* Data records

--- Begin ---

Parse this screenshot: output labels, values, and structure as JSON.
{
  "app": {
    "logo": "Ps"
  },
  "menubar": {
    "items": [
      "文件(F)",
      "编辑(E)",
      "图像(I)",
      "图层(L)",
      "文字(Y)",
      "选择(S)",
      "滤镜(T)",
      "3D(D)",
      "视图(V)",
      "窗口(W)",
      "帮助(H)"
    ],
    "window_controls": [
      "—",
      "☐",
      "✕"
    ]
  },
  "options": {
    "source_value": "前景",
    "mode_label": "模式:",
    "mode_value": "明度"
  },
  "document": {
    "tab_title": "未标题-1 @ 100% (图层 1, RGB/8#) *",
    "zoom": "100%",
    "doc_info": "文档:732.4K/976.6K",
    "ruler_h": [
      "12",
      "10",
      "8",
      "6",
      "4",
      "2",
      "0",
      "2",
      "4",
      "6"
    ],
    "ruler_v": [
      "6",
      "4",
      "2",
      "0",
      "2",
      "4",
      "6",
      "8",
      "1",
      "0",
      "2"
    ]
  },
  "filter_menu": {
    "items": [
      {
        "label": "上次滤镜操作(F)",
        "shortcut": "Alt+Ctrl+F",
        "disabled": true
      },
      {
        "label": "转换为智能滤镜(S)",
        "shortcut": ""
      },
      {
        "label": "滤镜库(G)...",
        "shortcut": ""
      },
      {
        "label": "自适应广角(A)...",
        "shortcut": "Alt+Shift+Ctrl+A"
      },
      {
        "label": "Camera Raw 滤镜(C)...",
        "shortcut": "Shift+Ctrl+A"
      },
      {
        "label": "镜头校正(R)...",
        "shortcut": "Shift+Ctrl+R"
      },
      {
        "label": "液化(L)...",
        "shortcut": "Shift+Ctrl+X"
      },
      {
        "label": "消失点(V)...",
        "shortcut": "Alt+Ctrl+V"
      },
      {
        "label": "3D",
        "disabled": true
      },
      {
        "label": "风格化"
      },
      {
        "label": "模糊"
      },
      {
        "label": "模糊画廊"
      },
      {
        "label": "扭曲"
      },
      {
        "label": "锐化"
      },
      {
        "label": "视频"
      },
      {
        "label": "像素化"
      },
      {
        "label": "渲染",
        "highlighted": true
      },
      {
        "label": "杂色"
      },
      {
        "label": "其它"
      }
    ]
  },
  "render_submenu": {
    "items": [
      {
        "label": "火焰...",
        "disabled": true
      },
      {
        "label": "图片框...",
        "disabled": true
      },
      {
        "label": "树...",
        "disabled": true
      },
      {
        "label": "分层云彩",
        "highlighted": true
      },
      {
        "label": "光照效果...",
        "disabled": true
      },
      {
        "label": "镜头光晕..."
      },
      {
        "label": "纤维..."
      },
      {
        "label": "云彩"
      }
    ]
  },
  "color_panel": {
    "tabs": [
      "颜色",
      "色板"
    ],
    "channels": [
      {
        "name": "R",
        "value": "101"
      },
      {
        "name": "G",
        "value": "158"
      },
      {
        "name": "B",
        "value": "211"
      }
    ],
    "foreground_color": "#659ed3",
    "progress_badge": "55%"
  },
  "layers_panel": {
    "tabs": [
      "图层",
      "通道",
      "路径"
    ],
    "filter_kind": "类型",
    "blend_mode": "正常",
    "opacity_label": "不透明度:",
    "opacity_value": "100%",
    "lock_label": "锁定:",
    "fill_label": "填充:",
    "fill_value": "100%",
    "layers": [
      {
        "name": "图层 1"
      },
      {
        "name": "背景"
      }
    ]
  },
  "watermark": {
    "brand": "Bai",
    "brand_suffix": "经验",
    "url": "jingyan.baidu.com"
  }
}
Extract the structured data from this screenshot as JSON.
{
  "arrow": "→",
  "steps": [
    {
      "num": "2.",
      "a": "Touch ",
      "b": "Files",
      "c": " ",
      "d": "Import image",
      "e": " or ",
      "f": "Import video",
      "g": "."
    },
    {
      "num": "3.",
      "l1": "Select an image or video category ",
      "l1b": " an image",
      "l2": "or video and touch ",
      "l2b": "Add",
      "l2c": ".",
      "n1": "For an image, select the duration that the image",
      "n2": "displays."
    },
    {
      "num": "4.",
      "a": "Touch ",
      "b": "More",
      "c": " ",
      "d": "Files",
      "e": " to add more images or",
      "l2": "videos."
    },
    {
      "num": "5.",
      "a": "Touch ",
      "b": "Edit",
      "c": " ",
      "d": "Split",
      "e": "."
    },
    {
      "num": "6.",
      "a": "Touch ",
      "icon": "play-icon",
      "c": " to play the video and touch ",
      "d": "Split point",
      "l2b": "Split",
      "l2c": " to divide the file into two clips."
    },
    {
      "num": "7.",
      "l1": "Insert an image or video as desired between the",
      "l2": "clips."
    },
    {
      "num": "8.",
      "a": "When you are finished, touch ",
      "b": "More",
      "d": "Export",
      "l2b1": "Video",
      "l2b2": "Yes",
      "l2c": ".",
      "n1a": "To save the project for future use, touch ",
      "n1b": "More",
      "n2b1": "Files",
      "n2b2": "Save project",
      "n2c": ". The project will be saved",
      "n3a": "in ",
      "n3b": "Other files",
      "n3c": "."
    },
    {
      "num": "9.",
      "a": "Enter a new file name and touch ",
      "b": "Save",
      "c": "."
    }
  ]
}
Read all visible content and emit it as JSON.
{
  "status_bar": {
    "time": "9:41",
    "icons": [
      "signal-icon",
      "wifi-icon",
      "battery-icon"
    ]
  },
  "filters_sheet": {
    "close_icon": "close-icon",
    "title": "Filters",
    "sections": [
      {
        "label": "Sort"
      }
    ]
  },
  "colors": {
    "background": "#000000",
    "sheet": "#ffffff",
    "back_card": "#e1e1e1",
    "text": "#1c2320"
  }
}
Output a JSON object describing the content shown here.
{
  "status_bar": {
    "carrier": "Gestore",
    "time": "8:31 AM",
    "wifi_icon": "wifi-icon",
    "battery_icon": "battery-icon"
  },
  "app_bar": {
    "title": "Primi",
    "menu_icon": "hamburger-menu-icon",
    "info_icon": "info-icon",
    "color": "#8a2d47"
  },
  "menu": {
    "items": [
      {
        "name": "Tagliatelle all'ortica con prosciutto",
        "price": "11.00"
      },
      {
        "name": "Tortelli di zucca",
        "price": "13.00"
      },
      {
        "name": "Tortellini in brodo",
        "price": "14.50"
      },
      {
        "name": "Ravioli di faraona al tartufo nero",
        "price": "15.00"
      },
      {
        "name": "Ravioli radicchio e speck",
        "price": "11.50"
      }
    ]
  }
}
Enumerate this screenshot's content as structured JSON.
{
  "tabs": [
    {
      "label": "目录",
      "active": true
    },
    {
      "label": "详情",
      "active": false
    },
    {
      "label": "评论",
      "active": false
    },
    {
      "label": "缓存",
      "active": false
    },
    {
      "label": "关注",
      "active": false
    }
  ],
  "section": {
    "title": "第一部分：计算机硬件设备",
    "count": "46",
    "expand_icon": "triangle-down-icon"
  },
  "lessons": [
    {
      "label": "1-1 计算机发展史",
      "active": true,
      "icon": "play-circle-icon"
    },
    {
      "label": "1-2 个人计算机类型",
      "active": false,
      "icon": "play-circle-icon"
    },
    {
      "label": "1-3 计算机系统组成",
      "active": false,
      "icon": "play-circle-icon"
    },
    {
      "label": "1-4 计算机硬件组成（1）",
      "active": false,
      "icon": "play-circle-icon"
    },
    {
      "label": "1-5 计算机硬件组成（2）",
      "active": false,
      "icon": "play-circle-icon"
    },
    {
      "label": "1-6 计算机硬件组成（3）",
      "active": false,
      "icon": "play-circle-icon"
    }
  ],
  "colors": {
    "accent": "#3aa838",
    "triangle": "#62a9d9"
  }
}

--- End ---

* What to produce
Repeat the material above in full, quoting it exactly.

* Response to the exercise
Parse this screenshot: output labels, values, and structure as JSON.
{
  "app": {
    "logo": "Ps"
  },
  "menubar": {
    "items": [
      "文件(F)",
      "编辑(E)",
      "图像(I)",
      "图层(L)",
      "文字(Y)",
      "选择(S)",
      "滤镜(T)",
      "3D(D)",
      "视图(V)",
      "窗口(W)",
      "帮助(H)"
    ],
    "window_controls": [
      "—",
      "☐",
      "✕"
    ]
  },
  "options": {
    "source_value": "前景",
    "mode_label": "模式:",
    "mode_value": "明度"
  },
  "document": {
    "tab_title": "未标题-1 @ 100% (图层 1, RGB/8#) *",
    "zoom": "100%",
    "doc_info": "文档:732.4K/976.6K",
    "ruler_h": [
      "12",
      "10",
      "8",
      "6",
      "4",
      "2",
      "0",
      "2",
      "4",
      "6"
    ],
    "ruler_v": [
      "6",
      "4",
      "2",
      "0",
      "2",
      "4",
      "6",
      "8",
      "1",
      "0",
      "2"
    ]
  },
  "filter_menu": {
    "items": [
      {
        "label": "上次滤镜操作(F)",
        "shortcut": "Alt+Ctrl+F",
        "disabled": true
      },
      {
        "label": "转换为智能滤镜(S)",
        "shortcut": ""
      },
      {
        "label": "滤镜库(G)...",
        "shortcut": ""
      },
      {
        "label": "自适应广角(A)...",
        "shortcut": "Alt+Shift+Ctrl+A"
      },
      {
        "label": "Camera Raw 滤镜(C)...",
        "shortcut": "Shift+Ctrl+A"
      },
      {
        "label": "镜头校正(R)...",
        "shortcut": "Shift+Ctrl+R"
      },
      {
        "label": "液化(L)...",
        "shortcut": "Shift+Ctrl+X"
      },
      {
        "label": "消失点(V)...",
        "shortcut": "Alt+Ctrl+V"
      },
      {
        "label": "3D",
        "disabled": true
      },
      {
        "label": "风格化"
      },
      {
        "label": "模糊"
      },
      {
        "label": "模糊画廊"
      },
      {
        "label": "扭曲"
      },
      {
        "label": "锐化"
      },
      {
        "label": "视频"
      },
      {
        "label": "像素化"
      },
      {
        "label": "渲染",
        "highlighted": true
      },
      {
        "label": "杂色"
      },
      {
        "label": "其它"
      }
    ]
  },
  "render_submenu": {
    "items": [
      {
        "label": "火焰...",
        "disabled": true
      },
      {
        "label": "图片框...",
        "disabled": true
      },
      {
        "label": "树...",
        "disabled": true
      },
      {
        "label": "分层云彩",
        "highlighted": true
      },
      {
        "label": "光照效果...",
        "disabled": true
      },
      {
        "label": "镜头光晕..."
      },
      {
        "label": "纤维..."
      },
      {
        "label": "云彩"
      }
    ]
  },
  "color_panel": {
    "tabs": [
      "颜色",
      "色板"
    ],
    "channels": [
      {
        "name": "R",
        "value": "101"
      },
      {
        "name": "G",
        "value": "158"
      },
      {
        "name": "B",
        "value": "211"
      }
    ],
    "foreground_color": "#659ed3",
    "progress_badge": "55%"
  },
  "layers_panel": {
    "tabs": [
      "图层",
      "通道",
      "路径"
    ],
    "filter_kind": "类型",
    "blend_mode": "正常",
    "opacity_label": "不透明度:",
    "opacity_value": "100%",
    "lock_label": "锁定:",
    "fill_label": "填充:",
    "fill_value": "100%",
    "layers": [
      {
        "name": "图层 1"
      },
      {
        "name": "背景"
      }
    ]
  },
  "watermark": {
    "brand": "Bai",
    "brand_suffix": "经验",
    "url": "jingyan.baidu.com"
  }
}
Extract the structured data from this screenshot as JSON.
{
  "arrow": "→",
  "steps": [
    {
      "num": "2.",
      "a": "Touch ",
      "b": "Files",
      "c": " ",
      "d": "Import image",
      "e": " or ",
      "f": "Import video",
      "g": "."
    },
    {
      "num": "3.",
      "l1": "Select an image or video category ",
      "l1b": " an image",
      "l2": "or video and touch ",
      "l2b": "Add",
      "l2c": ".",
      "n1": "For an image, select the duration that the image",
      "n2": "displays."
    },
    {
      "num": "4.",
      "a": "Touch ",
      "b": "More",
      "c": " ",
      "d": "Files",
      "e": " to add more images or",
      "l2": "videos."
    },
    {
      "num": "5.",
      "a": "Touch ",
      "b": "Edit",
      "c": " ",
      "d": "Split",
      "e": "."
    },
    {
      "num": "6.",
      "a": "Touch ",
      "icon": "play-icon",
      "c": " to play the video and touch ",
      "d": "Split point",
      "l2b": "Split",
      "l2c": " to divide the file into two clips."
    },
    {
      "num": "7.",
      "l1": "Insert an image or video as desired between the",
      "l2": "clips."
    },
    {
      "num": "8.",
      "a": "When you are finished, touch ",
      "b": "More",
      "d": "Export",
      "l2b1": "Video",
      "l2b2": "Yes",
      "l2c": ".",
      "n1a": "To save the project for future use, touch ",
      "n1b": "More",
      "n2b1": "Files",
      "n2b2": "Save project",
      "n2c": ". The project will be saved",
      "n3a": "in ",
      "n3b": "Other files",
      "n3c": "."
    },
    {
      "num": "9.",
      "a": "Enter a new file name and touch ",
      "b": "Save",
      "c": "."
    }
  ]
}
Read all visible content and emit it as JSON.
{
  "status_bar": {
    "time": "9:41",
    "icons": [
      "signal-icon",
      "wifi-icon",
      "battery-icon"
    ]
  },
  "filters_sheet": {
    "close_icon": "close-icon",
    "title": "Filters",
    "sections": [
      {
        "label": "Sort"
      }
    ]
  },
  "colors": {
    "background": "#000000",
    "sheet": "#ffffff",
    "back_card": "#e1e1e1",
    "text": "#1c2320"
  }
}
Output a JSON object describing the content shown here.
{
  "status_bar": {
    "carrier": "Gestore",
    "time": "8:31 AM",
    "wifi_icon": "wifi-icon",
    "battery_icon": "battery-icon"
  },
  "app_bar": {
    "title": "Primi",
    "menu_icon": "hamburger-menu-icon",
    "info_icon": "info-icon",
    "color": "#8a2d47"
  },
  "menu": {
    "items": [
      {
        "name": "Tagliatelle all'ortica con prosciutto",
        "price": "11.00"
      },
      {
        "name": "Tortelli di zucca",
        "price": "13.00"
      },
      {
        "name": "Tortellini in brodo",
        "price": "14.50"
      },
      {
        "name": "Ravioli di faraona al tartufo nero",
        "price": "15.00"
      },
      {
        "name": "Ravioli radicchio e speck",
        "price": "11.50"
      }
    ]
  }
}
Enumerate this screenshot's content as structured JSON.
{
  "tabs": [
    {
      "label": "目录",
      "active": true
    },
    {
      "label": "详情",
      "active": false
    },
    {
      "label": "评论",
      "active": false
    },
    {
      "label": "缓存",
      "active": false
    },
    {
      "label": "关注",
      "active": false
    }
  ],
  "section": {
    "title": "第一部分：计算机硬件设备",
    "count": "46",
    "expand_icon": "triangle-down-icon"
  },
  "lessons": [
    {
      "label": "1-1 计算机发展史",
      "active": true,
      "icon": "play-circle-icon"
    },
    {
      "label": "1-2 个人计算机类型",
      "active": false,
      "icon": "play-circle-icon"
    },
    {
      "label": "1-3 计算机系统组成",
      "active": false,
      "icon": "play-circle-icon"
    },
    {
      "label": "1-4 计算机硬件组成（1）",
      "active": false,
      "icon": "play-circle-icon"
    },
    {
      "label": "1-5 计算机硬件组成（2）",
      "active": false,
      "icon": "play-circle-icon"
    },
    {
      "label": "1-6 计算机硬件组成（3）",
      "active": false,
      "icon": "play-circle-icon"
    }
  ],
  "colors": {
    "accent": "#3aa838",
    "triangle": "#62a9d9"
  }
}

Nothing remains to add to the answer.